→ Written problem A:
In the blog entry below, rewrite the paragraph beginning "P.P.S.- My Algae Baby" as a brief list that keeps its main facts.

→ Extract:
☆ ☆ ☆ ☆ ☆ ☆ ☆

Ah hah.. that's all of them. @_@.. Now to sleep. I need to wake up in.. 9 hours, spiffy, I can sleep!! ^_^ ( It's tech. 2.06a. now - Gotta get up at 11.30a. for a nifty lesson with my Cello Teacher ^_^ )

Ja~

~Owari~

"Are you...ticklish..?"

P.S.- @_@ I suddenly like X's idea with a thing at the bottom like I just did.. it probably won't stick, but.. I just.. like it ^_^. It will now go in the "Desc." of entries.. La Wh00t *puts the thing also in the subject*

Ah hah.. that was a useless P.S.

P.P.S.- My Algae Baby/Sucker Fish... vanished O_O'' I couldn't find Rocky in his tank and I have NO clue to where he went!! I cleaned out the tank looking for him, draining rocks, looking searching.. can't find the damn fish. So we bought another one in Rocky's memory and named her Rockette. ( Rock-ket. ^_^ Kinda.. french sounding I guess. )

☆ ☆ ☆ ☆ ☆ ☆ ☆

→ Information supplied:

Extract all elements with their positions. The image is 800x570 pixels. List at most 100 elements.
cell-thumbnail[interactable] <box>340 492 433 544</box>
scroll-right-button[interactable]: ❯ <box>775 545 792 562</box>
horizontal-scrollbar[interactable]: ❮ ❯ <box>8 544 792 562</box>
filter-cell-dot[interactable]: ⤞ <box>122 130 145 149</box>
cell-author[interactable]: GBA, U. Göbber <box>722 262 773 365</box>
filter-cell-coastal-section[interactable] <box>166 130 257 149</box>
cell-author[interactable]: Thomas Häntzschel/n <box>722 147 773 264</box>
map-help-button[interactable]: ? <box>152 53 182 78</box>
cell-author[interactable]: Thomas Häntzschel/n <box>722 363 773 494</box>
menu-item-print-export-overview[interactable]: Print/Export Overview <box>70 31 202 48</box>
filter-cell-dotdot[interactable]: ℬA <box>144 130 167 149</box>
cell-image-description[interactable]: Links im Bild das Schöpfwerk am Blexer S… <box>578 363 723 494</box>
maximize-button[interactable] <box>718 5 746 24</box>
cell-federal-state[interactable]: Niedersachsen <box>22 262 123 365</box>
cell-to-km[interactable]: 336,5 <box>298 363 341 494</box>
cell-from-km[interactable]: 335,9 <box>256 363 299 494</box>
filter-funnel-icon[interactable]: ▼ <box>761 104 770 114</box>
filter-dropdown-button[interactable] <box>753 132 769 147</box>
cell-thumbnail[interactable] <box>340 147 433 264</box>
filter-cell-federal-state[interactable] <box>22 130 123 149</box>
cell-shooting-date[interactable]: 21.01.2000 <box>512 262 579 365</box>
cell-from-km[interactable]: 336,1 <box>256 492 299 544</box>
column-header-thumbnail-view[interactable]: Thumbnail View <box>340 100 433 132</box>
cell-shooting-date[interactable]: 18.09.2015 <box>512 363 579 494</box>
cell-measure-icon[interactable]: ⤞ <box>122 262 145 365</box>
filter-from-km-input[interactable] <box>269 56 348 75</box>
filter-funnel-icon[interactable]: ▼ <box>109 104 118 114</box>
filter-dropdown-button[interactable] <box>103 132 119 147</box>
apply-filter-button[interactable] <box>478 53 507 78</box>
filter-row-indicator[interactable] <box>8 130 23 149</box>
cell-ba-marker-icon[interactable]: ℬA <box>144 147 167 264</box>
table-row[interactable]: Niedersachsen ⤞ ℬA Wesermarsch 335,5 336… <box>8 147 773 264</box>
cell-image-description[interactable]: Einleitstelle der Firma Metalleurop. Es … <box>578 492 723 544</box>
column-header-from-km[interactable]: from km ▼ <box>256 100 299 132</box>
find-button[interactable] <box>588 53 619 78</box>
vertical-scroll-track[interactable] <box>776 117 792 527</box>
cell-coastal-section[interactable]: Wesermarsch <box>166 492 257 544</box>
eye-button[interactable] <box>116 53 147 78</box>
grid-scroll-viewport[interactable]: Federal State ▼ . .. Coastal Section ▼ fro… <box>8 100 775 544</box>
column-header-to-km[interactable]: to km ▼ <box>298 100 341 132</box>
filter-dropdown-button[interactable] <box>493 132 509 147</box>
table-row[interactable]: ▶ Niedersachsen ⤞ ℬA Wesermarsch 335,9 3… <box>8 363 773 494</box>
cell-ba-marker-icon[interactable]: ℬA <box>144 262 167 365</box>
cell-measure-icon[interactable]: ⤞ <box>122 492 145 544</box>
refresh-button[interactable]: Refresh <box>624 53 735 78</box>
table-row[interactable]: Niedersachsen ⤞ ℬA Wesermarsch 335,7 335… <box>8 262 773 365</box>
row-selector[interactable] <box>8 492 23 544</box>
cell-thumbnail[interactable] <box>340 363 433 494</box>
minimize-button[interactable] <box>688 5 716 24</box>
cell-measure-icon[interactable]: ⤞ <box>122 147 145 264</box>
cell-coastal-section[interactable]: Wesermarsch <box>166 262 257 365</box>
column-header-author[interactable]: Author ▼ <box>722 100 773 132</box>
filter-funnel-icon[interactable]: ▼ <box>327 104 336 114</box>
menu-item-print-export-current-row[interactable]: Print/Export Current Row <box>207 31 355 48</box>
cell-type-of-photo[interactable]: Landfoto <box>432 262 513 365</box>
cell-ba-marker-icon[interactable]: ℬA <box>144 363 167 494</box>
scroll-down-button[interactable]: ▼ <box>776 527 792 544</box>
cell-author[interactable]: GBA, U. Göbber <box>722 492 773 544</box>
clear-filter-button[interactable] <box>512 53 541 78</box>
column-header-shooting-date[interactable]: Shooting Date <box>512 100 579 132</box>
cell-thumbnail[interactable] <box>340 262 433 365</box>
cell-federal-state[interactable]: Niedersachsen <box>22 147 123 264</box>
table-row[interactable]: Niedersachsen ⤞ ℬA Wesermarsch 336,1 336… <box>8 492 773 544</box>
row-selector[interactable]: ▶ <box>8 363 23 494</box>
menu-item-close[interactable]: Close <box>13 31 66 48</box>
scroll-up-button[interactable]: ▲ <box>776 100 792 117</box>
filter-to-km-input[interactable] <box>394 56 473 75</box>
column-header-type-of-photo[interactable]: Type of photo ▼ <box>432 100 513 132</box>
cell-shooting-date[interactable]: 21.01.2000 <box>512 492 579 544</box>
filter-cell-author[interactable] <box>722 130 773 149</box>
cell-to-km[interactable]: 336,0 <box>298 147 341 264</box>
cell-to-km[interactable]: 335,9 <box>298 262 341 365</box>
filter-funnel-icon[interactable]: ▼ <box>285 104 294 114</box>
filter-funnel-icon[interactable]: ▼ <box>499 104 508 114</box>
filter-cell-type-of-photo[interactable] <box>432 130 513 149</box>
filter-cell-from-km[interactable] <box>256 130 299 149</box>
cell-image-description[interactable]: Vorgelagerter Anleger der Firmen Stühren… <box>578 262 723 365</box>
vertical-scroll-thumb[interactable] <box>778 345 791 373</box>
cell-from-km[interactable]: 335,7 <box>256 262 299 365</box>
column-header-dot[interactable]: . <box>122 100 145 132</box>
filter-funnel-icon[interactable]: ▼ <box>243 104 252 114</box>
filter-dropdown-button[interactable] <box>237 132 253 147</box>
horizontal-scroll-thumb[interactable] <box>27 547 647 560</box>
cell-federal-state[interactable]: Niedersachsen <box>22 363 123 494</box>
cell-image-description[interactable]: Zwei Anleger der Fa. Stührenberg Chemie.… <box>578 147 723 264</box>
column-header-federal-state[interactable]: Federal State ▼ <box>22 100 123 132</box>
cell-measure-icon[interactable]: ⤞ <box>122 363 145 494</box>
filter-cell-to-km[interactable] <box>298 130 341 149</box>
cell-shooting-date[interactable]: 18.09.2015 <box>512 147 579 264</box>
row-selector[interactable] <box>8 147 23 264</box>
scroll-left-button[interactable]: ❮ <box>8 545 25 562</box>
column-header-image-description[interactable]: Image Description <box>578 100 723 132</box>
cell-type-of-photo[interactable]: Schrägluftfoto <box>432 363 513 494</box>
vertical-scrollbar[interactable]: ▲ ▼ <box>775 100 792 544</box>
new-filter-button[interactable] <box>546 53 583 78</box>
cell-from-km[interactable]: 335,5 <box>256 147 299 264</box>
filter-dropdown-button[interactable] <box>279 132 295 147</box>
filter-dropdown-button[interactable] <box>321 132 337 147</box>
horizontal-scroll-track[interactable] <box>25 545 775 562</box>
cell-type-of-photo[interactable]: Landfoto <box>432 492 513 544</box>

☆ ☆ ☆ ☆ ☆ ☆ ☆

→ Written problem B:
Arrange the records as a JSON list of strings, one string per line, omitting blank lines. Begin at the first line of the records and stop after the line that contains "scroll-right-button[interactable]: ❯ <box>775".

→ Final result A:
- Rocky, the algae baby/sucker fish, vanished from his tank.
- The tank was cleaned out and the rocks drained during the search, but the fish could not be found.
- Another fish was bought in Rocky's memory and named Rockette.

→ Final result B:
[
  "Extract all elements with their positions. The image is 800x570 pixels. List at most 100 elements.",
  "cell-thumbnail[interactable] <box>340 492 433 544</box>",
  "scroll-right-button[interactable]: ❯ <box>775 545 792 562</box>"
]